Scan the data below for the string "page". Show every line where it turns up.

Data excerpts

-- begin --

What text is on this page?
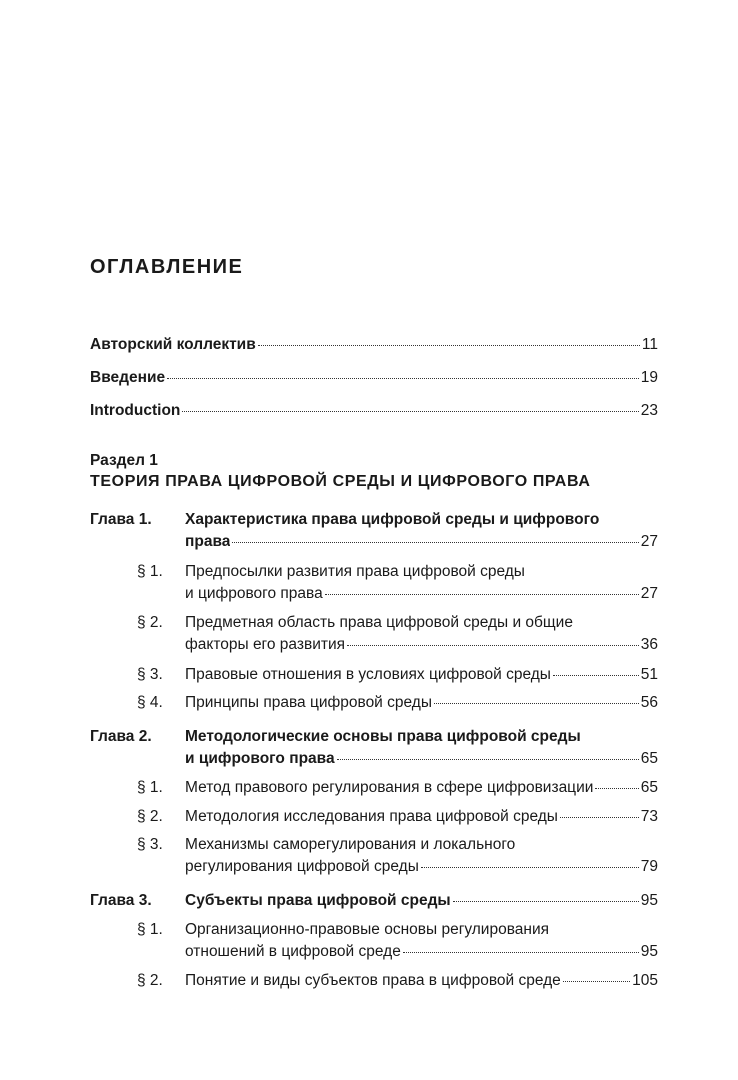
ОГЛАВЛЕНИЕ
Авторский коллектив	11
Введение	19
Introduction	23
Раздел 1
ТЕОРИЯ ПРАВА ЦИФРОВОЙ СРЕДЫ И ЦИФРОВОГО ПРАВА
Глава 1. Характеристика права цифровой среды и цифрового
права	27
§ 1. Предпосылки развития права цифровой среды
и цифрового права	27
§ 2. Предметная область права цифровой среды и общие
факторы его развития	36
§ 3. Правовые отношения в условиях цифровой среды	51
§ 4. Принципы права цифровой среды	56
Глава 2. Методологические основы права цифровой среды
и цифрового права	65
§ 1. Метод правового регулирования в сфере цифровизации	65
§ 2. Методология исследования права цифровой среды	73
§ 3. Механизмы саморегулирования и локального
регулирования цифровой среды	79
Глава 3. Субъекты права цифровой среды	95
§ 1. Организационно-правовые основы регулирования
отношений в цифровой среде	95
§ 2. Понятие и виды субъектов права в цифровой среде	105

-- end --
-- begin --

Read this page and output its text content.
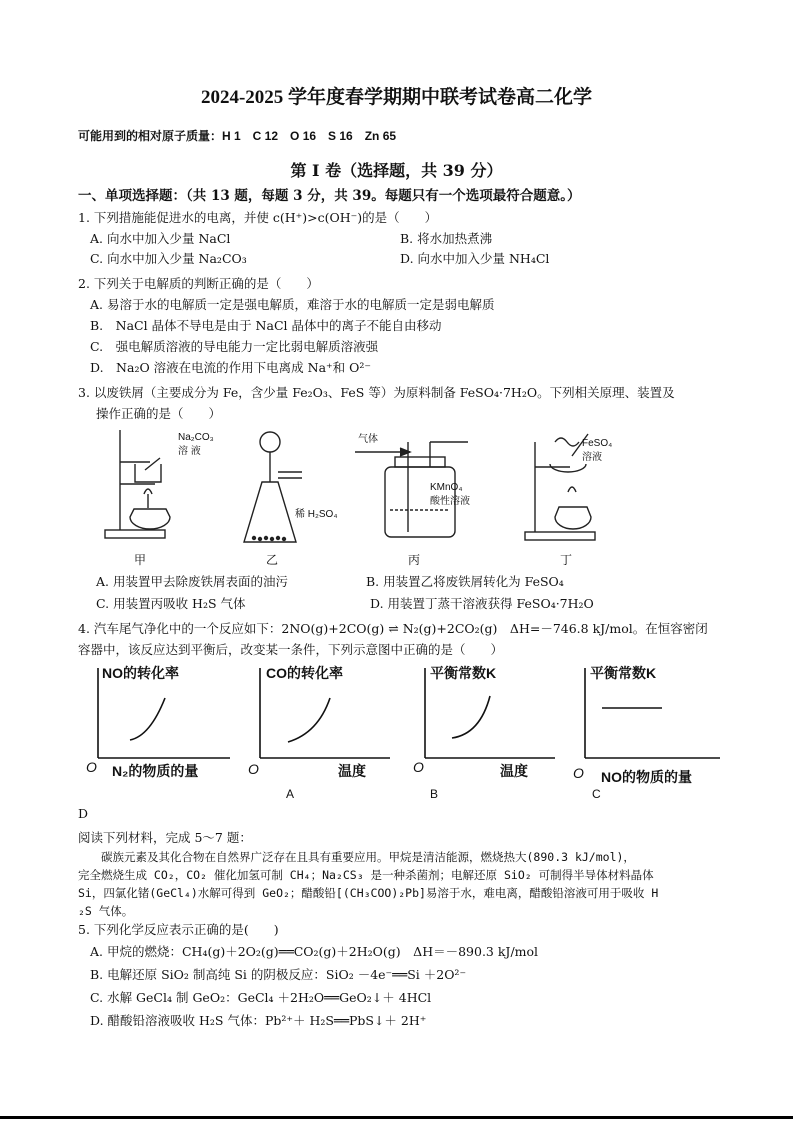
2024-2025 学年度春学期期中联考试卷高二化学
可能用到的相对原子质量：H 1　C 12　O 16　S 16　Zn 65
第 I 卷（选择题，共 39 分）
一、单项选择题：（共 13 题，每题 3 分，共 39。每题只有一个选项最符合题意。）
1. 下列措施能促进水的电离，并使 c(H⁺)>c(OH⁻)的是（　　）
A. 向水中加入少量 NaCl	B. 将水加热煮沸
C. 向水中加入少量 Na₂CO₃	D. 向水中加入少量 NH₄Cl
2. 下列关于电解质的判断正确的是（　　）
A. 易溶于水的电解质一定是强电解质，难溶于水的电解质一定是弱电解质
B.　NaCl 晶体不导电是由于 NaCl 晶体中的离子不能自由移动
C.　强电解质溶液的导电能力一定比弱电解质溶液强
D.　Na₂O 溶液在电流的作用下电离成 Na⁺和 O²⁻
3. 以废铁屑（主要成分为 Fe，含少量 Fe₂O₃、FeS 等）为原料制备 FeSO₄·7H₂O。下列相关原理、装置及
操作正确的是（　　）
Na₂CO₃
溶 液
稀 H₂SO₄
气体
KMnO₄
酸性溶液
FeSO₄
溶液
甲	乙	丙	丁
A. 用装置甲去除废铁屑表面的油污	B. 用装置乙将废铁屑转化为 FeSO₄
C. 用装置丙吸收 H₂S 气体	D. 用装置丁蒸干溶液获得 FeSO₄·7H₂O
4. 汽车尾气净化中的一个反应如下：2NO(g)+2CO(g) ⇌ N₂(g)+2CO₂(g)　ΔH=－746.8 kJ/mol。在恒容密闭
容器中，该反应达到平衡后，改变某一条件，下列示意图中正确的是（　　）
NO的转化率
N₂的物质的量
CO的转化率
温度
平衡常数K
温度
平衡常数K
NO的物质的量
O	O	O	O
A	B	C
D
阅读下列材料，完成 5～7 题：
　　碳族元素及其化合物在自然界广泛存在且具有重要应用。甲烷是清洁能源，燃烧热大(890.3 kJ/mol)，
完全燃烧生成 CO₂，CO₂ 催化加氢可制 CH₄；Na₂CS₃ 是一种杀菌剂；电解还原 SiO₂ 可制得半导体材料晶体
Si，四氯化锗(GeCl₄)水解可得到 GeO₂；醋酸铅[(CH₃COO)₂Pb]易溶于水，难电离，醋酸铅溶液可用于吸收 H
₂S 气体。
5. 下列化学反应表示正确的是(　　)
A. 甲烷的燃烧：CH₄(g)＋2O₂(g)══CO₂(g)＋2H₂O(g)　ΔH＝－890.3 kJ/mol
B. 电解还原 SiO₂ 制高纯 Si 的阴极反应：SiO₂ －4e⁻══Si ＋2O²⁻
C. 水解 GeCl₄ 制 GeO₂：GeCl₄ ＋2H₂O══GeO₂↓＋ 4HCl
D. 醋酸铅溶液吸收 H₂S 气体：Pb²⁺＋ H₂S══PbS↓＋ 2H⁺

-- end --

**RESULT OF THIS EXERCISE:**
What text is on this page?
Read this page and output its text content.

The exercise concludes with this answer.